GIVEN TASK
Search the listing below for the string "başlıklı" and show each line that contains it.

SUPPLIED DATA
______________________________

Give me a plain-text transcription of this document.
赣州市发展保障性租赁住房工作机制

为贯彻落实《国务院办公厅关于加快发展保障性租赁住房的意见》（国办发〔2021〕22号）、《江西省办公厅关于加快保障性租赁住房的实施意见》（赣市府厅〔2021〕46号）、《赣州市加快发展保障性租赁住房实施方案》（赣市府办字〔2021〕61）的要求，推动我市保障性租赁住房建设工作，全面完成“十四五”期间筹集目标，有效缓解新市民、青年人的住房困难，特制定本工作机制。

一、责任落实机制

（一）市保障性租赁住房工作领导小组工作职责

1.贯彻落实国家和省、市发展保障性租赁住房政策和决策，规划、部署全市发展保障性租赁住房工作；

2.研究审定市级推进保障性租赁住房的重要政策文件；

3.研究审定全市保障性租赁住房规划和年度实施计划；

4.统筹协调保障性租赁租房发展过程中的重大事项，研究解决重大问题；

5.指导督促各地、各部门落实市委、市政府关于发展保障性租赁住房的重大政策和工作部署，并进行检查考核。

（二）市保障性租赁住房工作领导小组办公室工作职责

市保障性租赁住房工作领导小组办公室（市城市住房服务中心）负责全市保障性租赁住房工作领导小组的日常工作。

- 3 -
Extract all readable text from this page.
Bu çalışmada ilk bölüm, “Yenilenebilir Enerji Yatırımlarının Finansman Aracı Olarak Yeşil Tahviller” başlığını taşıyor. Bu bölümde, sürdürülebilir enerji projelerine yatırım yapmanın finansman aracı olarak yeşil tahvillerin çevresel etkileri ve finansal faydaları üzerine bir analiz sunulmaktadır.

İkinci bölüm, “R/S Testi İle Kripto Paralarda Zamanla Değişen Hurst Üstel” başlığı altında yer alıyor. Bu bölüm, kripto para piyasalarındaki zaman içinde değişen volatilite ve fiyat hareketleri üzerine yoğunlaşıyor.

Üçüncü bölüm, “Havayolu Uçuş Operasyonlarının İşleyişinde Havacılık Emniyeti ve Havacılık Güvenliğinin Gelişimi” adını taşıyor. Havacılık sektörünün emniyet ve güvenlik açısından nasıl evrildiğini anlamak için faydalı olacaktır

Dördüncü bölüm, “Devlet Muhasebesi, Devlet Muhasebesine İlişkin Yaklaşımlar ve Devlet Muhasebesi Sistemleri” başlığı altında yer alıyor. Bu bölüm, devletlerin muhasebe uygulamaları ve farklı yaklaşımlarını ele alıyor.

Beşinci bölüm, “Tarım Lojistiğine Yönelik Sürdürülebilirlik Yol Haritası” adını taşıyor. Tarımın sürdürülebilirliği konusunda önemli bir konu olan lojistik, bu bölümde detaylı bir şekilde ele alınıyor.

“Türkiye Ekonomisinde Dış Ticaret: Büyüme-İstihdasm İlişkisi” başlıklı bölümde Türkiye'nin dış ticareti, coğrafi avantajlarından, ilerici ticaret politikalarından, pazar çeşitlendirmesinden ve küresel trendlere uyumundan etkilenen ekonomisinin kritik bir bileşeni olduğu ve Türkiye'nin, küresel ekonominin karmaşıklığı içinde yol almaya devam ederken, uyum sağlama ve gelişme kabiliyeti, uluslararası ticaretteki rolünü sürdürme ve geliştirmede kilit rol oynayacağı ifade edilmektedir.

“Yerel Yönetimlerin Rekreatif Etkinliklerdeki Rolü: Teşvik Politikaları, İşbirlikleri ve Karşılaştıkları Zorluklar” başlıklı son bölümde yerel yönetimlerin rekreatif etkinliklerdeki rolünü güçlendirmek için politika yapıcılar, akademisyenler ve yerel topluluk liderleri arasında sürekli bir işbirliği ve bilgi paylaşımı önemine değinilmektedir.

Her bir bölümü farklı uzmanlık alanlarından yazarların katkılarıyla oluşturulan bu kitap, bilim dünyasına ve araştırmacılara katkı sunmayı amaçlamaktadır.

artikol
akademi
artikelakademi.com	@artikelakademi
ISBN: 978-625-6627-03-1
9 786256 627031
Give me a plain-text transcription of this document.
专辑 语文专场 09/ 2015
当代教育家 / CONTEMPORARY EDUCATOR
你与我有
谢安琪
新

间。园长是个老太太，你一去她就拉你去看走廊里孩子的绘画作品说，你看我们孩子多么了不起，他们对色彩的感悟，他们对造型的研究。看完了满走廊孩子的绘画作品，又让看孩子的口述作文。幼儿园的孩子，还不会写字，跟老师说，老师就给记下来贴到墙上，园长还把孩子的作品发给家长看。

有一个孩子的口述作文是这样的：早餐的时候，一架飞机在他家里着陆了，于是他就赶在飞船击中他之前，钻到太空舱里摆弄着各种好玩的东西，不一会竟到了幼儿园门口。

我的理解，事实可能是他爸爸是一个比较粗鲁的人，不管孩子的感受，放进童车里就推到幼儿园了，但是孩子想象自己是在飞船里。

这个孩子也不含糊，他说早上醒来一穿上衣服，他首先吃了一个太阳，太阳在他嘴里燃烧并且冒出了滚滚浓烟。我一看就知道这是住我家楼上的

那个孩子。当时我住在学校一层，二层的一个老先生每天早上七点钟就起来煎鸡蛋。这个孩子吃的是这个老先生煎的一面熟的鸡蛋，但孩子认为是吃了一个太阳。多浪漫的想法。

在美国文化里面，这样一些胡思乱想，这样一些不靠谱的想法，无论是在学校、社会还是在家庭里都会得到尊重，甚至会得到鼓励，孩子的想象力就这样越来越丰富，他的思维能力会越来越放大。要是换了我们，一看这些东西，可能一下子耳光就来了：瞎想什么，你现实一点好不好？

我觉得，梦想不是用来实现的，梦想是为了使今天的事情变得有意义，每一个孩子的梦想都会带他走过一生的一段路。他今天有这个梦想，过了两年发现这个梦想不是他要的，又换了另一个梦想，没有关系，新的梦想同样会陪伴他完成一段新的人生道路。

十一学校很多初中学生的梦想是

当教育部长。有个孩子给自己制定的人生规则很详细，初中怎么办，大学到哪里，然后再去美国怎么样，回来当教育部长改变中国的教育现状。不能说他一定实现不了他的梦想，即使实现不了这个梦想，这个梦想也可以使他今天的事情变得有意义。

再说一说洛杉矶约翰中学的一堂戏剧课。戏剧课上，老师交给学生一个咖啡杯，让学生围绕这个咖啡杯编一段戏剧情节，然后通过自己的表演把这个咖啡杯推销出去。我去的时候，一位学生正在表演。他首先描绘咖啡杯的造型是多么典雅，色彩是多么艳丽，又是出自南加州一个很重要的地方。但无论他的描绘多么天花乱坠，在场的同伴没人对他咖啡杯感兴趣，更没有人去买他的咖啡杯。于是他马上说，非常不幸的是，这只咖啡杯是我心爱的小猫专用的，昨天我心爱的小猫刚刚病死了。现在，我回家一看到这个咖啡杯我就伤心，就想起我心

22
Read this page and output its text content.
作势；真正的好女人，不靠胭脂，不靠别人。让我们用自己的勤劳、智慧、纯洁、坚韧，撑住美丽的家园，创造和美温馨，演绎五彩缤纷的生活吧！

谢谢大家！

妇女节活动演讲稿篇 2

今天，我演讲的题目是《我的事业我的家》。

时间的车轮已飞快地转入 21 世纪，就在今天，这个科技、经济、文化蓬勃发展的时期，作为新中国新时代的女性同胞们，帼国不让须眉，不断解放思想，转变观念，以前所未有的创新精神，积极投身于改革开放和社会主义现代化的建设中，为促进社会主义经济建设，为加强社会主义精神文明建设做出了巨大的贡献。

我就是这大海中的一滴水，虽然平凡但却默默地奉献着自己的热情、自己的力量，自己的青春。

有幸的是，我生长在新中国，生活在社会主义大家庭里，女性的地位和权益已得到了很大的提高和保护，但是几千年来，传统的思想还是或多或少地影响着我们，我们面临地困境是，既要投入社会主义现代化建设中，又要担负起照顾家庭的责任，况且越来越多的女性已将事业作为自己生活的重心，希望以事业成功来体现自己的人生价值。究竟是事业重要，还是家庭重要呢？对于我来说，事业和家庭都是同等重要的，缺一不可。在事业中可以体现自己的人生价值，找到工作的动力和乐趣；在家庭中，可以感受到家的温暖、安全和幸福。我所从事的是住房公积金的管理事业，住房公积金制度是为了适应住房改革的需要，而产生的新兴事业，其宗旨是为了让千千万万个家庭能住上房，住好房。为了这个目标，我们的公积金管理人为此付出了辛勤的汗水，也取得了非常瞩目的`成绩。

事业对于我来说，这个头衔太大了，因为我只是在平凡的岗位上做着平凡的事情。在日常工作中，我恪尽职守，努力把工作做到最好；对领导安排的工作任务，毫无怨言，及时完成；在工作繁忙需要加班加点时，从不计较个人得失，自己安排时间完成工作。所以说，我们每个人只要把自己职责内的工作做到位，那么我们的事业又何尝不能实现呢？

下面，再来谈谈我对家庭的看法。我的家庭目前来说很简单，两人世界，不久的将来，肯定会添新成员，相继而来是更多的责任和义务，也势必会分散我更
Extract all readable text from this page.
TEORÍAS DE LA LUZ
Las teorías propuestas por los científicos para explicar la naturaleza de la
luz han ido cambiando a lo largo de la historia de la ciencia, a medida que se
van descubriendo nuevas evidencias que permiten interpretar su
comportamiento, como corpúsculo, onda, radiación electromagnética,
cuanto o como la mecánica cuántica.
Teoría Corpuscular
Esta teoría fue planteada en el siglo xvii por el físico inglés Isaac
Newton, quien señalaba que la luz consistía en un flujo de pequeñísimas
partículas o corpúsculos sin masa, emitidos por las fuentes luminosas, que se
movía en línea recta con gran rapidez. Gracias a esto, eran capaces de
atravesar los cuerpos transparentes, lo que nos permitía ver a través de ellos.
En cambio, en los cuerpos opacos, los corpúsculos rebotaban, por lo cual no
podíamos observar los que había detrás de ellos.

______________________________

SOLUTION TO THIS EXERCISE
“Türkiye Ekonomisinde Dış Ticaret: Büyüme-İstihdasm İlişkisi” başlıklı bölümde Türkiye'nin dış ticareti, coğrafi avantajlarından, ilerici ticaret politikalarından, pazar çeşitlendirmesinden ve küresel trendlere uyumundan etkilenen ekonomisinin kritik bir bileşeni olduğu ve Türkiye'nin, küresel ekonominin karmaşıklığı içinde yol almaya devam ederken, uyum sağlama ve gelişme kabiliyeti, uluslararası ticaretteki rolünü sürdürme ve geliştirmede kilit rol oynayacağı ifade edilmektedir.
“Yerel Yönetimlerin Rekreatif Etkinliklerdeki Rolü: Teşvik Politikaları, İşbirlikleri ve Karşılaştıkları Zorluklar” başlıklı son bölümde yerel yönetimlerin rekreatif etkinliklerdeki rolünü güçlendirmek için politika yapıcılar, akademisyenler ve yerel topluluk liderleri arasında sürekli bir işbirliği ve bilgi paylaşımı önemine değinilmektedir.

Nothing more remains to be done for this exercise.